[Start of Task material]

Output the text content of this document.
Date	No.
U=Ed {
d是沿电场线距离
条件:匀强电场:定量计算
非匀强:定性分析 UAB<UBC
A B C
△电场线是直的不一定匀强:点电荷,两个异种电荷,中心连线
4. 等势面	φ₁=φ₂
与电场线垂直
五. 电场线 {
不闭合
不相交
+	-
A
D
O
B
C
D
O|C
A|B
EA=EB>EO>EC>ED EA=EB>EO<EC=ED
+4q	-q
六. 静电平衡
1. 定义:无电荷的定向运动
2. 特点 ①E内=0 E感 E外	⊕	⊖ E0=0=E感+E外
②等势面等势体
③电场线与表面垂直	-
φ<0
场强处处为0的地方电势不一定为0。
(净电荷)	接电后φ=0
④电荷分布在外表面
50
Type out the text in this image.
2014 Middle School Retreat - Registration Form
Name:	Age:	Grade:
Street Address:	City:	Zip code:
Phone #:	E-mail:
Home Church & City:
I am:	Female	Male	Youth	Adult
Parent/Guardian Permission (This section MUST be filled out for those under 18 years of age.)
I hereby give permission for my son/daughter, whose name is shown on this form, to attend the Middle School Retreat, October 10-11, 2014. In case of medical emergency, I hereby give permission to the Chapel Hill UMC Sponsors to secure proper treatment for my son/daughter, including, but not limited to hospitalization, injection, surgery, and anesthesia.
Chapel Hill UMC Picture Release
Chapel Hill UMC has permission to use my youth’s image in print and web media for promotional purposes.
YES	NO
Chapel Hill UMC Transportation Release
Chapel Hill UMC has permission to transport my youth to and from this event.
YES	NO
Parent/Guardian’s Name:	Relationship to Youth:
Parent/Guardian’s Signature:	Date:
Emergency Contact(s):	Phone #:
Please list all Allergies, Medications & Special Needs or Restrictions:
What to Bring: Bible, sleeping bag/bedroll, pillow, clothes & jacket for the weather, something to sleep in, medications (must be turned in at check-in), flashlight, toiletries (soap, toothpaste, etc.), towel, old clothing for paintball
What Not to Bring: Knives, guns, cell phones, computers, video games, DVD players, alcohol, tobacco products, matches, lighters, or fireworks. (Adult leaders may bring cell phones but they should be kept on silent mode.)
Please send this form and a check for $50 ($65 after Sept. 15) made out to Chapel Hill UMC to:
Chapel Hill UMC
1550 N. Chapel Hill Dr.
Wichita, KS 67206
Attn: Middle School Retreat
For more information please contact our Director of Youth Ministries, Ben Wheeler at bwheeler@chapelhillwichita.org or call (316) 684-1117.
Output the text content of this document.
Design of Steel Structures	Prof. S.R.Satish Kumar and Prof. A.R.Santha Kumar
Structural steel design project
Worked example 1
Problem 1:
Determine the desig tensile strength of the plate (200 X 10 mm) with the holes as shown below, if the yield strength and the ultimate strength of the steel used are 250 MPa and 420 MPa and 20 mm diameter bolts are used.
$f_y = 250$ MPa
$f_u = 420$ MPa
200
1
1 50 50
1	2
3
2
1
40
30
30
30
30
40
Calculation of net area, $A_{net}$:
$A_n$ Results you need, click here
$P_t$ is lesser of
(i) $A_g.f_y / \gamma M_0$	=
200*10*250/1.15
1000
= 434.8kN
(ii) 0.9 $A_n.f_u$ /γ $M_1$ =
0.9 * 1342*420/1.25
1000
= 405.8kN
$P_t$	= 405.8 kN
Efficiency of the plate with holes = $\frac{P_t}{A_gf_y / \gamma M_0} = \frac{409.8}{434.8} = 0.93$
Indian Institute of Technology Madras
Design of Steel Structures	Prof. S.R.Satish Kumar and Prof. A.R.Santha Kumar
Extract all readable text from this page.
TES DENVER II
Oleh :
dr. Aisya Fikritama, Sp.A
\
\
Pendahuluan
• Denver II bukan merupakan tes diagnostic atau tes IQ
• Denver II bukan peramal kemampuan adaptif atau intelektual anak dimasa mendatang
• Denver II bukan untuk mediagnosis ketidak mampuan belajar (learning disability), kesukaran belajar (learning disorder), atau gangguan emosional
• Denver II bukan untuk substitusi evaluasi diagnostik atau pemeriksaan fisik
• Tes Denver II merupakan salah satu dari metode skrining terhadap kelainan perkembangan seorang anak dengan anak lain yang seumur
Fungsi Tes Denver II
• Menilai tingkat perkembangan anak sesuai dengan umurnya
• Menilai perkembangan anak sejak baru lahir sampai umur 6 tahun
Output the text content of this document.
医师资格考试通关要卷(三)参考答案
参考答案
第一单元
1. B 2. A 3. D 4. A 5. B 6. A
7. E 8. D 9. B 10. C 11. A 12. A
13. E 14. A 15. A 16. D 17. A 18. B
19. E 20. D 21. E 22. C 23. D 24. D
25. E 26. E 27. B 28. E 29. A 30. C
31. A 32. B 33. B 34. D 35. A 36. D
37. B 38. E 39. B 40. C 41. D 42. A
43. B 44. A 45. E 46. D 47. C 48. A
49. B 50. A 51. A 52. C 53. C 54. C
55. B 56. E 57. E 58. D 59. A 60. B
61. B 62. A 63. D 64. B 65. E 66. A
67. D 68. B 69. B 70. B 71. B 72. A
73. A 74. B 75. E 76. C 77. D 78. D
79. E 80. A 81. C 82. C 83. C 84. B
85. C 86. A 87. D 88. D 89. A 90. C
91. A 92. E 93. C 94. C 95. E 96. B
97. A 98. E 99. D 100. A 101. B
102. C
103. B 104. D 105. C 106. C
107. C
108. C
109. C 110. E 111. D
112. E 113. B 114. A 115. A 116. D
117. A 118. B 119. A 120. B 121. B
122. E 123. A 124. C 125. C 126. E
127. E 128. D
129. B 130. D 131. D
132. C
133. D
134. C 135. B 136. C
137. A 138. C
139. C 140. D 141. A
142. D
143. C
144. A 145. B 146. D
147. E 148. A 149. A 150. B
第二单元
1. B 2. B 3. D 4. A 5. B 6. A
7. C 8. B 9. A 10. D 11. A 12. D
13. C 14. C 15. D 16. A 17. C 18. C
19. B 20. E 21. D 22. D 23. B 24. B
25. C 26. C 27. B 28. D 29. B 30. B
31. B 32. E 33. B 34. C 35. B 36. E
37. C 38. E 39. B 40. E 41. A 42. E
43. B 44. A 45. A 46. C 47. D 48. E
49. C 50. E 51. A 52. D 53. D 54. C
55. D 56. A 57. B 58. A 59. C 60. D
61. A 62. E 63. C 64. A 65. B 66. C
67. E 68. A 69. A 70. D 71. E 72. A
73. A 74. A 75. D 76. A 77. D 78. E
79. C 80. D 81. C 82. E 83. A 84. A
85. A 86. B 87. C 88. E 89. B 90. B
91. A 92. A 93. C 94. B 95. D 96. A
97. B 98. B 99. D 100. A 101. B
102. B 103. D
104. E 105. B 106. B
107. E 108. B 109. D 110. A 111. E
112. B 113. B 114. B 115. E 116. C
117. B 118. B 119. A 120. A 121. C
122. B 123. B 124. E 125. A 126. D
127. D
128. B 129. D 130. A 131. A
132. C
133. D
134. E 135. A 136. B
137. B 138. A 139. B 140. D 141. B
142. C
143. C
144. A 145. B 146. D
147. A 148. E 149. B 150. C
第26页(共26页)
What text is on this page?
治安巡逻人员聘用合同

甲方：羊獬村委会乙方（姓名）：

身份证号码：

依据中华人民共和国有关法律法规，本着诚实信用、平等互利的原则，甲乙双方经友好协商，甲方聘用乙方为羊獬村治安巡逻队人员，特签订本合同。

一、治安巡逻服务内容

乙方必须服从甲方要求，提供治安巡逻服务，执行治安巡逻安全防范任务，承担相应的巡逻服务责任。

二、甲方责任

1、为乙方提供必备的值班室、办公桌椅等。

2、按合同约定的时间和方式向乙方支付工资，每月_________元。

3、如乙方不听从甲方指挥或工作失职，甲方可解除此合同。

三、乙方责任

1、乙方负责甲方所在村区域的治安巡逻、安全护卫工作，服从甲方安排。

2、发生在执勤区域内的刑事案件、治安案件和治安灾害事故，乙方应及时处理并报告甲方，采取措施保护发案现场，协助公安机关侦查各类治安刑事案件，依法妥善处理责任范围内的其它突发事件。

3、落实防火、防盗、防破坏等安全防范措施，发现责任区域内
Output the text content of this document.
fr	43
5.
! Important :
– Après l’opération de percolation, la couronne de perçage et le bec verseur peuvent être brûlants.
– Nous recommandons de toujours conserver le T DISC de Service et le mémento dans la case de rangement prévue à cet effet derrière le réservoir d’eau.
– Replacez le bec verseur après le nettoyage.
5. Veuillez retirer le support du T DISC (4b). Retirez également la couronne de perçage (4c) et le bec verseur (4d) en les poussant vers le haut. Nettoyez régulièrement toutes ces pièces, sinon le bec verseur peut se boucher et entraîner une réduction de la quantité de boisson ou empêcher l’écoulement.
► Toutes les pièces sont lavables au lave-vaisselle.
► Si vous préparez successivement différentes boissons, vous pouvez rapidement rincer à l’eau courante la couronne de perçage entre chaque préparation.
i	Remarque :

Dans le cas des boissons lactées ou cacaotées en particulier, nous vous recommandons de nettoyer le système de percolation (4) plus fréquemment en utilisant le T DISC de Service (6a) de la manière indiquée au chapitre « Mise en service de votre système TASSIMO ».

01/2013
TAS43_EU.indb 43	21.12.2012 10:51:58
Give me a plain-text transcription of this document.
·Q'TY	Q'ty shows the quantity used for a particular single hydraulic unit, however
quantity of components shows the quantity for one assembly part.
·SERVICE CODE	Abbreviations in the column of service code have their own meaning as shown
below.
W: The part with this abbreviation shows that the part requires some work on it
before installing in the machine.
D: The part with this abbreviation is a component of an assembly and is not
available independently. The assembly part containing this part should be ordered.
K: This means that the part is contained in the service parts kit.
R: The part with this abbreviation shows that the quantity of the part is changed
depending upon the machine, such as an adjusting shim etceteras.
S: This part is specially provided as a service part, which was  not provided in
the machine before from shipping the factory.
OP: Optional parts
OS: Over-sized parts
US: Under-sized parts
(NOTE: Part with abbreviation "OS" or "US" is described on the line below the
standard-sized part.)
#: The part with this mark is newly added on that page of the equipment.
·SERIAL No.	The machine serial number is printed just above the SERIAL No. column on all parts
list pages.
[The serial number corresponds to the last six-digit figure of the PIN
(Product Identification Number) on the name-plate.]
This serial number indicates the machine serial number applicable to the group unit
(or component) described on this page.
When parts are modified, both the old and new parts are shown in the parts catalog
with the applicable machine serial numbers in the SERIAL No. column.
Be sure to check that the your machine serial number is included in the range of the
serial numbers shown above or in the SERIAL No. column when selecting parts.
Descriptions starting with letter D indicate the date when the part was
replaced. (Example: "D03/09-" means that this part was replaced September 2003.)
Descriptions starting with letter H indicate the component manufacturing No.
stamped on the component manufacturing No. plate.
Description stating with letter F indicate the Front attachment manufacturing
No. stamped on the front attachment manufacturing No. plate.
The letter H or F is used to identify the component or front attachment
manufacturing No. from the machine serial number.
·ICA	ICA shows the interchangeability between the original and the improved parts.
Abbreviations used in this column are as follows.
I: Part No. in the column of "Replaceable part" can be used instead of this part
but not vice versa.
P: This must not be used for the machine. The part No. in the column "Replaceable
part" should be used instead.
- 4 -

[End of Task material]

=== Short task ===
Wherever a line in the data above holds "untuk", copy that line.

=== Written solution ===
• Denver II bukan untuk mediagnosis ketidak mampuan belajar (learning disability), kesukaran belajar (learning disorder), atau gangguan emosional
• Denver II bukan untuk substitusi evaluasi diagnostik atau pemeriksaan fisik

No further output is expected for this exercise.